PROBLEM DETAILS:
Report every line from the material that contains the word "social".

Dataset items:
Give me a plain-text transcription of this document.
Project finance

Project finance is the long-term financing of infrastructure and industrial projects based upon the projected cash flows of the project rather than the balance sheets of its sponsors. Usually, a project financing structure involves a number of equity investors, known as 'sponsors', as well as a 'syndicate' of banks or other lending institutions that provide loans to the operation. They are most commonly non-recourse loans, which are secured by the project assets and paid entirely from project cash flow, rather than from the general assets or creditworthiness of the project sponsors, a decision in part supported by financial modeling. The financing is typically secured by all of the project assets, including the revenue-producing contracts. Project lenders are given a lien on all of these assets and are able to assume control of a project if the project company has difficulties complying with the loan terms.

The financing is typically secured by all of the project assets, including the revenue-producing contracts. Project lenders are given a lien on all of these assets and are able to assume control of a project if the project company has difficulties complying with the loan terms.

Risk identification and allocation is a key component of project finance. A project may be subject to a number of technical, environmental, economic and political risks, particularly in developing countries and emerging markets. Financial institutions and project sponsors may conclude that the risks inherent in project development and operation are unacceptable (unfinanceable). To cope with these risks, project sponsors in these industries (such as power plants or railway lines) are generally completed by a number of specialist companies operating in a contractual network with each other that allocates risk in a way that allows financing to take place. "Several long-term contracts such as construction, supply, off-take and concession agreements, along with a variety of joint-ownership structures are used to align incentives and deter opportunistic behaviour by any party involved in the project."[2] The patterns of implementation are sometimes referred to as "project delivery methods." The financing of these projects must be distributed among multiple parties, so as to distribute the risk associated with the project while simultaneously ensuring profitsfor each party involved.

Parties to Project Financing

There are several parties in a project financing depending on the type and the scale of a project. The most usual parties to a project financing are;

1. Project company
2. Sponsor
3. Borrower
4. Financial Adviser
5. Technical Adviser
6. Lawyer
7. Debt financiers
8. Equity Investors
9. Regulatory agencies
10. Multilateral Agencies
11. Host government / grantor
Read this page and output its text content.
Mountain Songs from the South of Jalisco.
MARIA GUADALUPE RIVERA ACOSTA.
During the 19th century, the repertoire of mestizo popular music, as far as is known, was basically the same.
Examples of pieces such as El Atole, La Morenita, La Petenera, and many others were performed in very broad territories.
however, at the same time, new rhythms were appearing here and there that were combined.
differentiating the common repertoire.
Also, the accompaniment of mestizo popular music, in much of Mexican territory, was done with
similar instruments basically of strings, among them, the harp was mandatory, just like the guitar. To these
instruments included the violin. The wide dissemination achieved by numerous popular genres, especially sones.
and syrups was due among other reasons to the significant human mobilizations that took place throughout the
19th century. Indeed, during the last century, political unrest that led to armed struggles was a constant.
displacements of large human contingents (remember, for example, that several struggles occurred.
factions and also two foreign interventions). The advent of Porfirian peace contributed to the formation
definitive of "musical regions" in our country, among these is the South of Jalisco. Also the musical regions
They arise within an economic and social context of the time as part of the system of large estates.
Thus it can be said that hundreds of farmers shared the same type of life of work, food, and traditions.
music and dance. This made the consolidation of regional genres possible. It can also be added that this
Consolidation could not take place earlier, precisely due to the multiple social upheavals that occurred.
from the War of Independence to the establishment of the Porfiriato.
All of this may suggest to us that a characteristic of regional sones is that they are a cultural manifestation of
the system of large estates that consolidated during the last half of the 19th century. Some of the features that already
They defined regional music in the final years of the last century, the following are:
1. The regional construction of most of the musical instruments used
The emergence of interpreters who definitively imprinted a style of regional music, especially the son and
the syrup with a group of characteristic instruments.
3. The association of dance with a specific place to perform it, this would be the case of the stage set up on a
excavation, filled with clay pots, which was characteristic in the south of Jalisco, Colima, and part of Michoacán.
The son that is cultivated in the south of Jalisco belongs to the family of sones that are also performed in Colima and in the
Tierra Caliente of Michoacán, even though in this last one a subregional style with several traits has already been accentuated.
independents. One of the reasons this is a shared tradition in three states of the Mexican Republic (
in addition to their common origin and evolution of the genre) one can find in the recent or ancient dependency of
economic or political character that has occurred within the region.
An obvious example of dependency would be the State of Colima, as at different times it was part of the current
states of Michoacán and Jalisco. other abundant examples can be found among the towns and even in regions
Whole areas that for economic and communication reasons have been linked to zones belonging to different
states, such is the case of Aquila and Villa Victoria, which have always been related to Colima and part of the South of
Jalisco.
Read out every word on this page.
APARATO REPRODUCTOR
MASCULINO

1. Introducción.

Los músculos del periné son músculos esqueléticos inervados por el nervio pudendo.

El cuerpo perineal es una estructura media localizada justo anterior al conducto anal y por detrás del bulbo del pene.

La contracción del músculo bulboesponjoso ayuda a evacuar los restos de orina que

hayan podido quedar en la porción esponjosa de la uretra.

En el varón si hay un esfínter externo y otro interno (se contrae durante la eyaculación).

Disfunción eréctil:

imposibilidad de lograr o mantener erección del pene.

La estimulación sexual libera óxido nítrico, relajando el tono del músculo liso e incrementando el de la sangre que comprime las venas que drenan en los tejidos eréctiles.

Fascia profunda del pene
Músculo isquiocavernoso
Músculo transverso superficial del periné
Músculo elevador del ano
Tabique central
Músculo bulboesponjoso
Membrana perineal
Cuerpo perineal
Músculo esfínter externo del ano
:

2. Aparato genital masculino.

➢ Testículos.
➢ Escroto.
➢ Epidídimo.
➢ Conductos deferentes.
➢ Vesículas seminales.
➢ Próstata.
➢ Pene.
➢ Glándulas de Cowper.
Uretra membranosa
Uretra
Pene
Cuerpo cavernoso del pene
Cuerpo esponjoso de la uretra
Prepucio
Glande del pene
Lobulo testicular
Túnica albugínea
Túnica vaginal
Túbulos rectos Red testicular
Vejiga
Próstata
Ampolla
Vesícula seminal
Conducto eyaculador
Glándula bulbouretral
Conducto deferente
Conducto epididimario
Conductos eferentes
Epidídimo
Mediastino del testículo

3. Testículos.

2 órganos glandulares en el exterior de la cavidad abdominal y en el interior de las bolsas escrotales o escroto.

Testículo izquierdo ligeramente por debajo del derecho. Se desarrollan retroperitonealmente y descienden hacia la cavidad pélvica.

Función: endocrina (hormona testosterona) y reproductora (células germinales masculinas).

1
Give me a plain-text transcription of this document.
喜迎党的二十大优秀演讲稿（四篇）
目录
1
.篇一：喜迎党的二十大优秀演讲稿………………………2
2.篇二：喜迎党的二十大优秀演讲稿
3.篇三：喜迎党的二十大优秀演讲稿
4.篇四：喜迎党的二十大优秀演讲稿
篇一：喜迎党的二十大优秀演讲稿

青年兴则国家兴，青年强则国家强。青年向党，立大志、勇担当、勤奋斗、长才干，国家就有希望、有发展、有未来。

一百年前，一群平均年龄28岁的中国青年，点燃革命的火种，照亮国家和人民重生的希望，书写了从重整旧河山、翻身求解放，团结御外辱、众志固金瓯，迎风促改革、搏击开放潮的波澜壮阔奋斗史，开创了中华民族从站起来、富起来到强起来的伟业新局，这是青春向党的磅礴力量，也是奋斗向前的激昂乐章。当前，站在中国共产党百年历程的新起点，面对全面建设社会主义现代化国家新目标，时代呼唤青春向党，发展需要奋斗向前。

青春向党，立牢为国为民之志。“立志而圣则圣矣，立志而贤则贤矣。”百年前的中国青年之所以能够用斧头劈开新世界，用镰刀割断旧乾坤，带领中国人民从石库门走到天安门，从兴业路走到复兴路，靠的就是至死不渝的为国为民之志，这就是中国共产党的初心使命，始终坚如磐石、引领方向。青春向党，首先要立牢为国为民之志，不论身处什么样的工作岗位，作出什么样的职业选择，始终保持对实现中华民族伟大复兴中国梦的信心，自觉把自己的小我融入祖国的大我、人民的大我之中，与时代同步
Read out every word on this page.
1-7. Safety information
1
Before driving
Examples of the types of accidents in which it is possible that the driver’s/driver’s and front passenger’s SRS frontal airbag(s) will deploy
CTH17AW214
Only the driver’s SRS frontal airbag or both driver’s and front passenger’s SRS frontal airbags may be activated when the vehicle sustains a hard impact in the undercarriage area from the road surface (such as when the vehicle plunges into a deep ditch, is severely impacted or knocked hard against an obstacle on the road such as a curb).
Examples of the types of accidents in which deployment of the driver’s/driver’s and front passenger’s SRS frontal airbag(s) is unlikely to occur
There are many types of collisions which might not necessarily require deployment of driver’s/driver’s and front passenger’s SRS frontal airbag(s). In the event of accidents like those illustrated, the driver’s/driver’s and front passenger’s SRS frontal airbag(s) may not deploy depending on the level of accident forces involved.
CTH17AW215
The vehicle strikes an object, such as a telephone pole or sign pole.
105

FINAL RESULT:
They arise within an economic and social context of the time as part of the system of large estates.
Consolidation could not take place earlier, precisely due to the multiple social upheavals that occurred.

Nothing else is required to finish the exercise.